WRITTEN TASK:
Please retype the listing below word for word, leaving any pictures out of your copy.

==*==

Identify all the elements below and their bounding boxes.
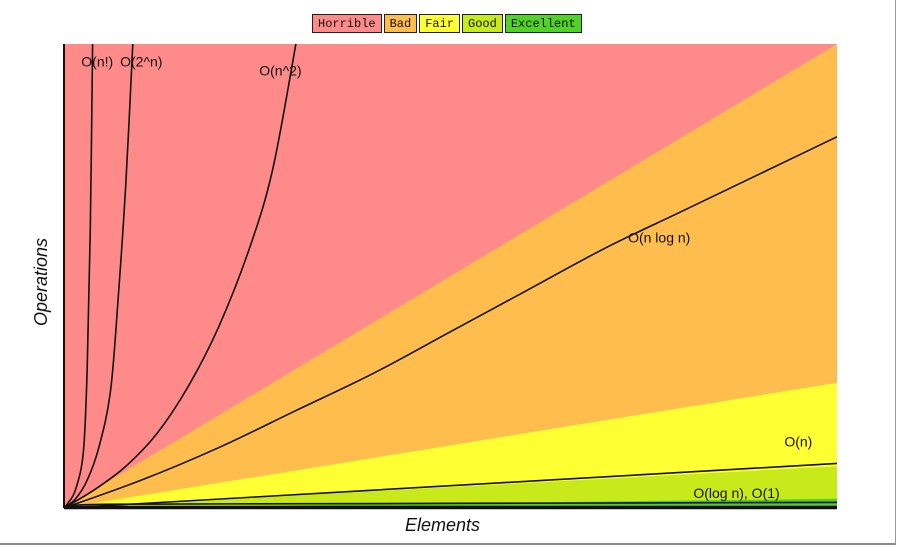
x-axis-label: Elements: [405, 515, 480, 535]
series-line-o-log-n: [64, 501, 837, 507]
legend: Horrible Bad Fair Good Excellent: [312, 14, 582, 33]
y-axis-label: Operations: [31, 238, 51, 326]
curve-label-o-log-n-o-1: O(log n), O(1): [693, 485, 779, 501]
legend-item-good: Good: [462, 14, 503, 33]
series-line-o-n: [64, 44, 94, 508]
region-bad: [64, 44, 837, 508]
series-line-o-n: [64, 462, 837, 508]
legend-item-horrible: Horrible: [312, 14, 382, 33]
region-excellent: [64, 498, 837, 508]
series-line-o-2-n: [64, 44, 134, 508]
curve-label-o-n-2: O(n^2): [259, 63, 301, 79]
curve-label-o-n-log-n: O(n log n): [628, 230, 690, 246]
legend-item-fair: Fair: [419, 14, 461, 33]
series-line-o-n-2: [64, 44, 297, 508]
curve-label-o-n: O(n!): [81, 53, 113, 69]
legend-item-bad: Bad: [383, 14, 418, 33]
legend-item-excellent: Excellent: [504, 14, 582, 33]
curve-label-o-2-n: O(2^n): [120, 53, 162, 69]
plot-area: [64, 44, 837, 508]
series-line-o-n-log-n: [64, 136, 837, 508]
curve-label-o-n: O(n): [784, 434, 812, 450]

==*==

CORRECT ANSWER:
Identify all the elements below and their bounding boxes.
x-axis-label: Elements: [405, 515, 480, 535]
series-line-o-log-n: [64, 501, 837, 507]
legend: Horrible Bad Fair Good Excellent: [312, 14, 582, 33]
y-axis-label: Operations: [31, 238, 51, 326]
curve-label-o-log-n-o-1: O(log n), O(1): [693, 485, 779, 501]
legend-item-good: Good: [462, 14, 503, 33]
series-line-o-n: [64, 44, 94, 508]
region-bad: [64, 44, 837, 508]
series-line-o-n: [64, 462, 837, 508]
legend-item-horrible: Horrible: [312, 14, 382, 33]
region-excellent: [64, 498, 837, 508]
series-line-o-2-n: [64, 44, 134, 508]
curve-label-o-n-2: O(n^2): [259, 63, 301, 79]
curve-label-o-n-log-n: O(n log n): [628, 230, 690, 246]
legend-item-fair: Fair: [419, 14, 461, 33]
series-line-o-n-2: [64, 44, 297, 508]
curve-label-o-n: O(n!): [81, 53, 113, 69]
legend-item-bad: Bad: [383, 14, 418, 33]
legend-item-excellent: Excellent: [504, 14, 582, 33]
curve-label-o-2-n: O(2^n): [120, 53, 162, 69]
plot-area: [64, 44, 837, 508]
series-line-o-n-log-n: [64, 136, 837, 508]
curve-label-o-n: O(n): [784, 434, 812, 450]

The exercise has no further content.